Dataset content |
_ _ _ _

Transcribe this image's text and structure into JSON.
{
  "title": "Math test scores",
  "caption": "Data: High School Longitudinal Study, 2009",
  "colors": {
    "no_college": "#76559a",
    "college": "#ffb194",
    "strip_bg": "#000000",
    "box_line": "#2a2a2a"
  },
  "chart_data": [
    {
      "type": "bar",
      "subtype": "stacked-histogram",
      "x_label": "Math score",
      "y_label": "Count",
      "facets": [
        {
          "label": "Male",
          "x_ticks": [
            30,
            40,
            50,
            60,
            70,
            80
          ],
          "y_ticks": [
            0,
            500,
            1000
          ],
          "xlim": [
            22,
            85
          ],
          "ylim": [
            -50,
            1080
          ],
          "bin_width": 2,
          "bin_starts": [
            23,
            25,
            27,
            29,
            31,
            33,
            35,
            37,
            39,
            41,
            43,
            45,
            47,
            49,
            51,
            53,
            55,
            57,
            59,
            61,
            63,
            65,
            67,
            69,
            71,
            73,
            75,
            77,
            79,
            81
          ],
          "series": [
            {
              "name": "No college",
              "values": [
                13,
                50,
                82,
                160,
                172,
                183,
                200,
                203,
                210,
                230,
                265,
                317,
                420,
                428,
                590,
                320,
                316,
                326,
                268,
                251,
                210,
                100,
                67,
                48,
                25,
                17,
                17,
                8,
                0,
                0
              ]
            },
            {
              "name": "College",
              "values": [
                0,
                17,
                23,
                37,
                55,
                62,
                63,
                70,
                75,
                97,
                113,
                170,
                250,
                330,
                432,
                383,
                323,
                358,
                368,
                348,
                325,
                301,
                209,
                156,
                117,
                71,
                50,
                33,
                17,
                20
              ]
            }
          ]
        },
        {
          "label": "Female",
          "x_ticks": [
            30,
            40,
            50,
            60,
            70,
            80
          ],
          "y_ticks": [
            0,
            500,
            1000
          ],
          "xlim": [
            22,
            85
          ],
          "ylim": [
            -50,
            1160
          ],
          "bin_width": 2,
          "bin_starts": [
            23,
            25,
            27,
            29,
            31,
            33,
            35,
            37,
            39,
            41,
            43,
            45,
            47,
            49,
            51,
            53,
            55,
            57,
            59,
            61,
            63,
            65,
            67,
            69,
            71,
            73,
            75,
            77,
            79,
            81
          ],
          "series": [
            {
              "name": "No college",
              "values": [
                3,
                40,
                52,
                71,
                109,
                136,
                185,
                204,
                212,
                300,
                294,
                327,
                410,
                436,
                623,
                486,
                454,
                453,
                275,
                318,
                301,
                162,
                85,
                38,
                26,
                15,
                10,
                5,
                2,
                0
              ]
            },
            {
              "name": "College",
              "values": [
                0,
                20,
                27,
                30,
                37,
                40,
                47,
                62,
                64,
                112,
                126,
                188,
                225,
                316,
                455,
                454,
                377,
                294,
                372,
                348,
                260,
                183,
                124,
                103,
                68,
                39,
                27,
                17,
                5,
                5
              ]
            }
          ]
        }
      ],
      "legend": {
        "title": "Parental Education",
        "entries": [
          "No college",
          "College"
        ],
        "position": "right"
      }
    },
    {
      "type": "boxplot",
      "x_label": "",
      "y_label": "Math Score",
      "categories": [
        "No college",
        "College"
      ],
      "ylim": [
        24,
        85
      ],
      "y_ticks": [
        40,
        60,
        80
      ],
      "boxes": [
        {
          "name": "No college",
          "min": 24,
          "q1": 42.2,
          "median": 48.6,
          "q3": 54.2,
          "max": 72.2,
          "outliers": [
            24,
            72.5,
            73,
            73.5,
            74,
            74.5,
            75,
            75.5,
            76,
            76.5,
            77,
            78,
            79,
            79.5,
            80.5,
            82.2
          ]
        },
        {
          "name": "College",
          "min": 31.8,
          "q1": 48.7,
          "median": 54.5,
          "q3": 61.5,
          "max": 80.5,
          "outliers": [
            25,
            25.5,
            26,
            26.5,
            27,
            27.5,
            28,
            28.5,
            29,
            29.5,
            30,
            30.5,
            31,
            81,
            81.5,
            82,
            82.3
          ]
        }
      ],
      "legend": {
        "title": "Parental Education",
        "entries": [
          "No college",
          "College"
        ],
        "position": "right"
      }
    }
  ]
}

_ _ _ _

Exercise prompt | Repeat every record, keeping each word and mark exactly as it is.

Exercise output |
Transcribe this image's text and structure into JSON.
{
  "title": "Math test scores",
  "caption": "Data: High School Longitudinal Study, 2009",
  "colors": {
    "no_college": "#76559a",
    "college": "#ffb194",
    "strip_bg": "#000000",
    "box_line": "#2a2a2a"
  },
  "chart_data": [
    {
      "type": "bar",
      "subtype": "stacked-histogram",
      "x_label": "Math score",
      "y_label": "Count",
      "facets": [
        {
          "label": "Male",
          "x_ticks": [
            30,
            40,
            50,
            60,
            70,
            80
          ],
          "y_ticks": [
            0,
            500,
            1000
          ],
          "xlim": [
            22,
            85
          ],
          "ylim": [
            -50,
            1080
          ],
          "bin_width": 2,
          "bin_starts": [
            23,
            25,
            27,
            29,
            31,
            33,
            35,
            37,
            39,
            41,
            43,
            45,
            47,
            49,
            51,
            53,
            55,
            57,
            59,
            61,
            63,
            65,
            67,
            69,
            71,
            73,
            75,
            77,
            79,
            81
          ],
          "series": [
            {
              "name": "No college",
              "values": [
                13,
                50,
                82,
                160,
                172,
                183,
                200,
                203,
                210,
                230,
                265,
                317,
                420,
                428,
                590,
                320,
                316,
                326,
                268,
                251,
                210,
                100,
                67,
                48,
                25,
                17,
                17,
                8,
                0,
                0
              ]
            },
            {
              "name": "College",
              "values": [
                0,
                17,
                23,
                37,
                55,
                62,
                63,
                70,
                75,
                97,
                113,
                170,
                250,
                330,
                432,
                383,
                323,
                358,
                368,
                348,
                325,
                301,
                209,
                156,
                117,
                71,
                50,
                33,
                17,
                20
              ]
            }
          ]
        },
        {
          "label": "Female",
          "x_ticks": [
            30,
            40,
            50,
            60,
            70,
            80
          ],
          "y_ticks": [
            0,
            500,
            1000
          ],
          "xlim": [
            22,
            85
          ],
          "ylim": [
            -50,
            1160
          ],
          "bin_width": 2,
          "bin_starts": [
            23,
            25,
            27,
            29,
            31,
            33,
            35,
            37,
            39,
            41,
            43,
            45,
            47,
            49,
            51,
            53,
            55,
            57,
            59,
            61,
            63,
            65,
            67,
            69,
            71,
            73,
            75,
            77,
            79,
            81
          ],
          "series": [
            {
              "name": "No college",
              "values": [
                3,
                40,
                52,
                71,
                109,
                136,
                185,
                204,
                212,
                300,
                294,
                327,
                410,
                436,
                623,
                486,
                454,
                453,
                275,
                318,
                301,
                162,
                85,
                38,
                26,
                15,
                10,
                5,
                2,
                0
              ]
            },
            {
              "name": "College",
              "values": [
                0,
                20,
                27,
                30,
                37,
                40,
                47,
                62,
                64,
                112,
                126,
                188,
                225,
                316,
                455,
                454,
                377,
                294,
                372,
                348,
                260,
                183,
                124,
                103,
                68,
                39,
                27,
                17,
                5,
                5
              ]
            }
          ]
        }
      ],
      "legend": {
        "title": "Parental Education",
        "entries": [
          "No college",
          "College"
        ],
        "position": "right"
      }
    },
    {
      "type": "boxplot",
      "x_label": "",
      "y_label": "Math Score",
      "categories": [
        "No college",
        "College"
      ],
      "ylim": [
        24,
        85
      ],
      "y_ticks": [
        40,
        60,
        80
      ],
      "boxes": [
        {
          "name": "No college",
          "min": 24,
          "q1": 42.2,
          "median": 48.6,
          "q3": 54.2,
          "max": 72.2,
          "outliers": [
            24,
            72.5,
            73,
            73.5,
            74,
            74.5,
            75,
            75.5,
            76,
            76.5,
            77,
            78,
            79,
            79.5,
            80.5,
            82.2
          ]
        },
        {
          "name": "College",
          "min": 31.8,
          "q1": 48.7,
          "median": 54.5,
          "q3": 61.5,
          "max": 80.5,
          "outliers": [
            25,
            25.5,
            26,
            26.5,
            27,
            27.5,
            28,
            28.5,
            29,
            29.5,
            30,
            30.5,
            31,
            81,
            81.5,
            82,
            82.3
          ]
        }
      ],
      "legend": {
        "title": "Parental Education",
        "entries": [
          "No college",
          "College"
        ],
        "position": "right"
      }
    }
  ]
}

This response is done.